[Stated goal] Your task is to output the listing word for word, with pictures excluded.

↓

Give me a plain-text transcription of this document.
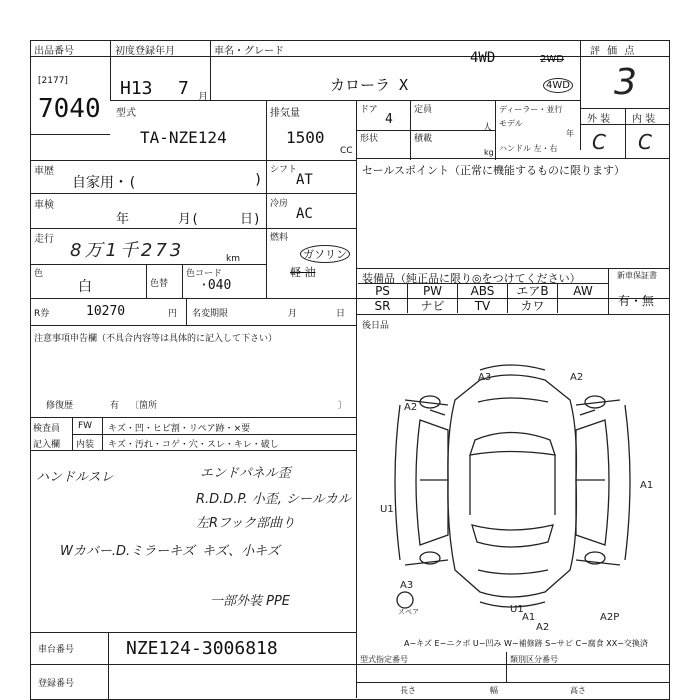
出品番号
[2177]
7040
初度登録年月
H13 7 月
車名・グレード	4WD	2WD
4WD
カローラ X
評 価 点
3
型式
TA-NZE124
排気量
1500
CC
ドア
4
定員
人
形状	積載
kg
ディーラー・並行
モデル
年
ハンドル 左・右
外 装 内 装
C C
車歴
自家用・(	)
シフト
AT
車検
年	月(	日)
冷房
AC
走行
8万1千273	km
燃料
ガソリン
軽 油
色
白	色替
色コード
·040
セールスポイント（正常に機能するものに限ります）
装備品（純正品に限り◎をつけてください）	新車保証書
有・無
PS	PW	ABS	エアB	AW
SR	ナビ	TV	カワ
後日品
R券	10270	円 名変期限	月	日
注意事項申告欄（不具合内容等は具体的に記入して下さい）
修復歴	有 〔箇所	〕
検査員
記入欄
FW キズ・凹・ヒビ割・リペア跡・×要
内装 キズ・汚れ・コゲ・穴・スレ・キレ・破し
ハンドルスレ	エンドパネル歪
R.D.D.P. 小歪, シールカル
左Rフック部曲り
Wカバー.D.ミラーキズ キズ、小キズ
一部外装 PPE
A3	A2
A2
A1
A3
A1
A2
A2P
U1
U1
スペア
A−キズ E−ニクボ U−凹み W−補修跡 S−サビ C−腐食 XX−交換済
車台番号	NZE124-3006818
登録番号
型式指定番号	類別区分番号
長さ	幅	高さ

↑

[Complete output]
Give me a plain-text transcription of this document.
出品番号
[2177]
7040
初度登録年月
H13 7 月
車名・グレード	4WD	2WD
4WD
カローラ X
評 価 点
3
型式
TA-NZE124
排気量
1500
CC
ドア
4
定員
人
形状	積載
kg
ディーラー・並行
モデル
年
ハンドル 左・右
外 装 内 装
C C
車歴
自家用・(	)
シフト
AT
車検
年	月(	日)
冷房
AC
走行
8万1千273	km
燃料
ガソリン
軽 油
色
白	色替
色コード
·040
セールスポイント（正常に機能するものに限ります）
装備品（純正品に限り◎をつけてください）	新車保証書
有・無
PS	PW	ABS	エアB	AW
SR	ナビ	TV	カワ
後日品
R券	10270	円 名変期限	月	日
注意事項申告欄（不具合内容等は具体的に記入して下さい）
修復歴	有 〔箇所	〕
検査員
記入欄
FW キズ・凹・ヒビ割・リペア跡・×要
内装 キズ・汚れ・コゲ・穴・スレ・キレ・破し
ハンドルスレ	エンドパネル歪
R.D.D.P. 小歪, シールカル
左Rフック部曲り
Wカバー.D.ミラーキズ キズ、小キズ
一部外装 PPE
A3	A2
A2
A1
A3
A1
A2
A2P
U1
U1
スペア
A−キズ E−ニクボ U−凹み W−補修跡 S−サビ C−腐食 XX−交換済
車台番号	NZE124-3006818
登録番号
型式指定番号	類別区分番号
長さ	幅	高さ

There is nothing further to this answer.